Collected data entries:

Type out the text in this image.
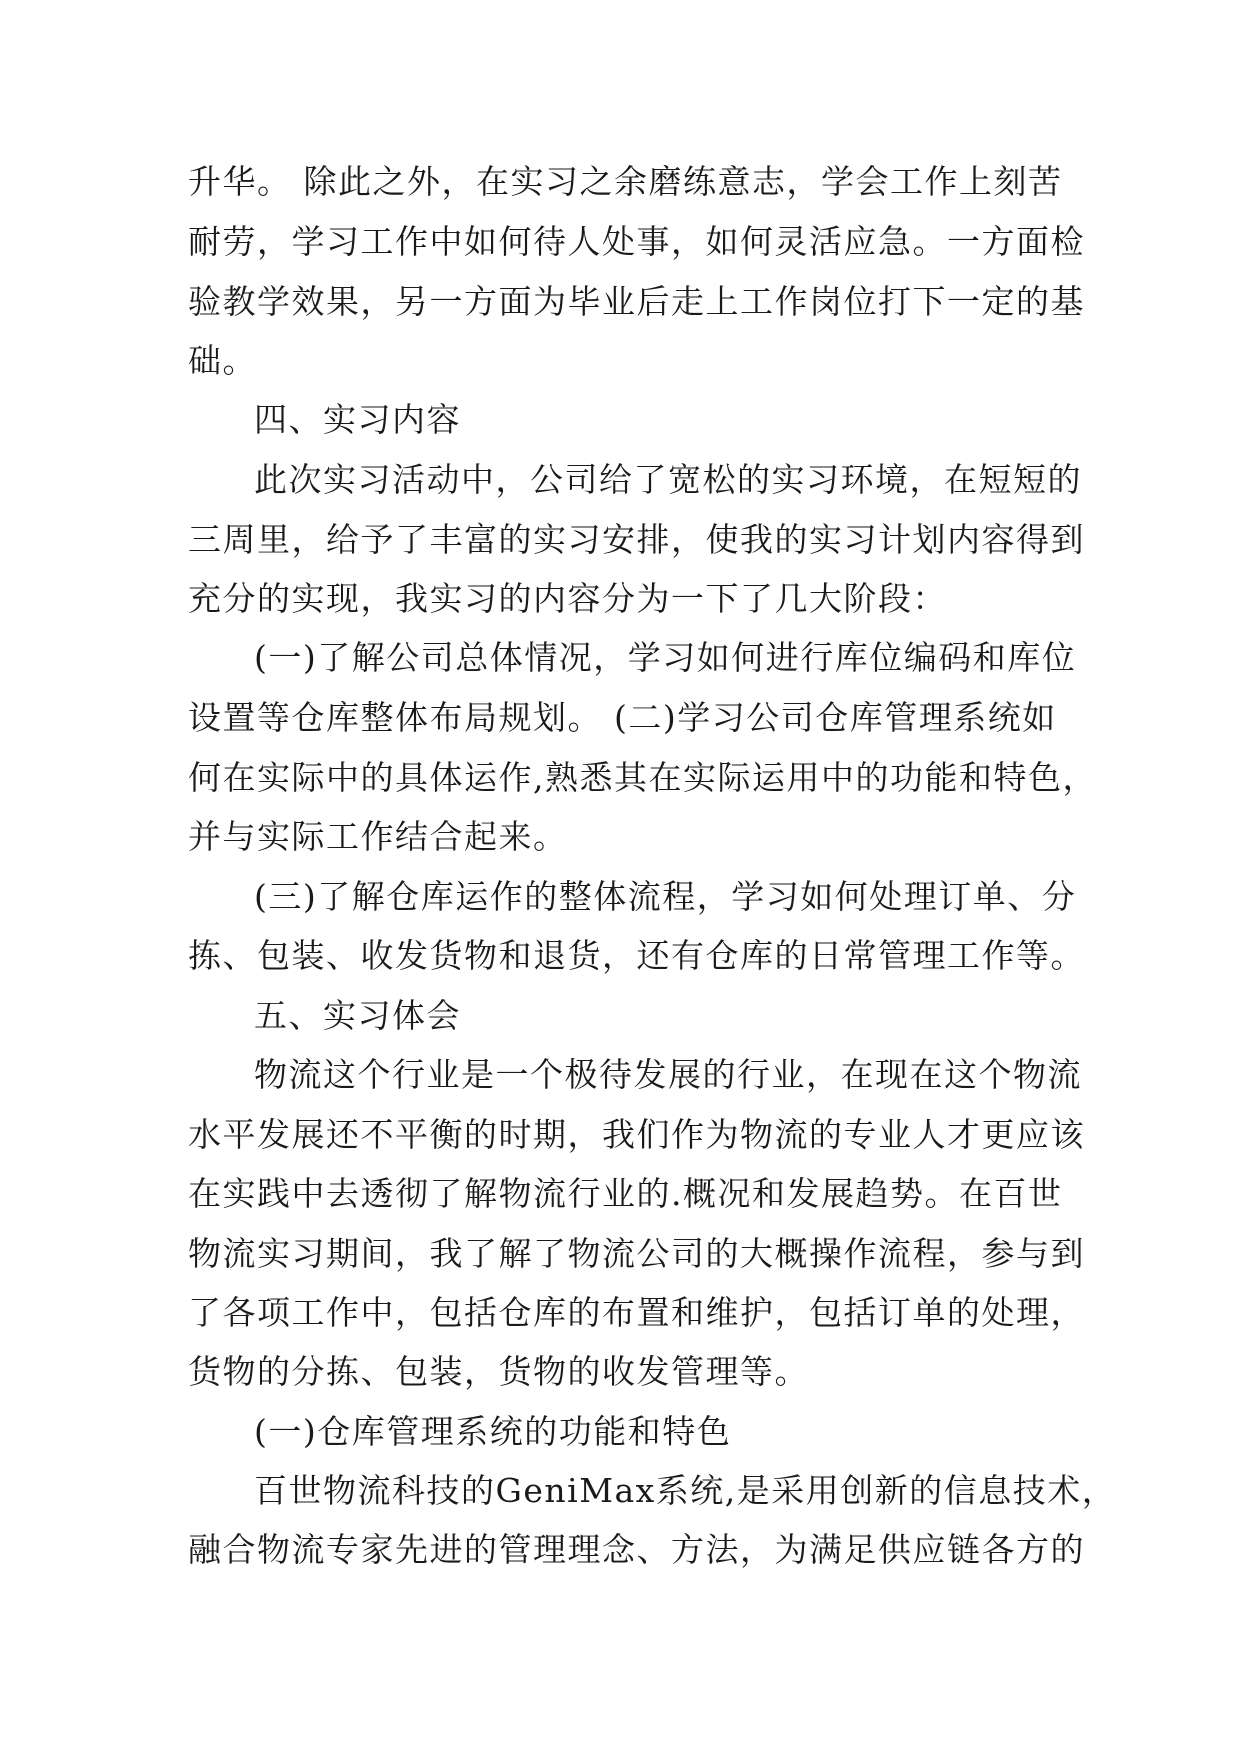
升华。 除此之外，在实习之余磨练意志，学会工作上刻苦
耐劳，学习工作中如何待人处事，如何灵活应急。一方面检
验教学效果，另一方面为毕业后走上工作岗位打下一定的基
础。
四、实习内容
此次实习活动中，公司给了宽松的实习环境，在短短的
三周里，给予了丰富的实习安排，使我的实习计划内容得到
充分的实现，我实习的内容分为一下了几大阶段：
(一)了解公司总体情况，学习如何进行库位编码和库位
设置等仓库整体布局规划。 (二)学习公司仓库管理系统如
何在实际中的具体运作,熟悉其在实际运用中的功能和特色，
并与实际工作结合起来。
(三)了解仓库运作的整体流程，学习如何处理订单、分
拣、包装、收发货物和退货，还有仓库的日常管理工作等。
五、实习体会
物流这个行业是一个极待发展的行业，在现在这个物流
水平发展还不平衡的时期，我们作为物流的专业人才更应该
在实践中去透彻了解物流行业的.概况和发展趋势。在百世
物流实习期间，我了解了物流公司的大概操作流程，参与到
了各项工作中，包括仓库的布置和维护，包括订单的处理，
货物的分拣、包装，货物的收发管理等。
(一)仓库管理系统的功能和特色
百世物流科技的GeniMax系统,是采用创新的信息技术，
融合物流专家先进的管理理念、方法，为满足供应链各方的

Your task ::
Retype each record exactly as it stands, but do not include the pictures.

Result of this exercise ::
Type out the text in this image.
升华。 除此之外，在实习之余磨练意志，学会工作上刻苦
耐劳，学习工作中如何待人处事，如何灵活应急。一方面检
验教学效果，另一方面为毕业后走上工作岗位打下一定的基
础。
四、实习内容
此次实习活动中，公司给了宽松的实习环境，在短短的
三周里，给予了丰富的实习安排，使我的实习计划内容得到
充分的实现，我实习的内容分为一下了几大阶段：
(一)了解公司总体情况，学习如何进行库位编码和库位
设置等仓库整体布局规划。 (二)学习公司仓库管理系统如
何在实际中的具体运作,熟悉其在实际运用中的功能和特色，
并与实际工作结合起来。
(三)了解仓库运作的整体流程，学习如何处理订单、分
拣、包装、收发货物和退货，还有仓库的日常管理工作等。
五、实习体会
物流这个行业是一个极待发展的行业，在现在这个物流
水平发展还不平衡的时期，我们作为物流的专业人才更应该
在实践中去透彻了解物流行业的.概况和发展趋势。在百世
物流实习期间，我了解了物流公司的大概操作流程，参与到
了各项工作中，包括仓库的布置和维护，包括订单的处理，
货物的分拣、包装，货物的收发管理等。
(一)仓库管理系统的功能和特色
百世物流科技的GeniMax系统,是采用创新的信息技术，
融合物流专家先进的管理理念、方法，为满足供应链各方的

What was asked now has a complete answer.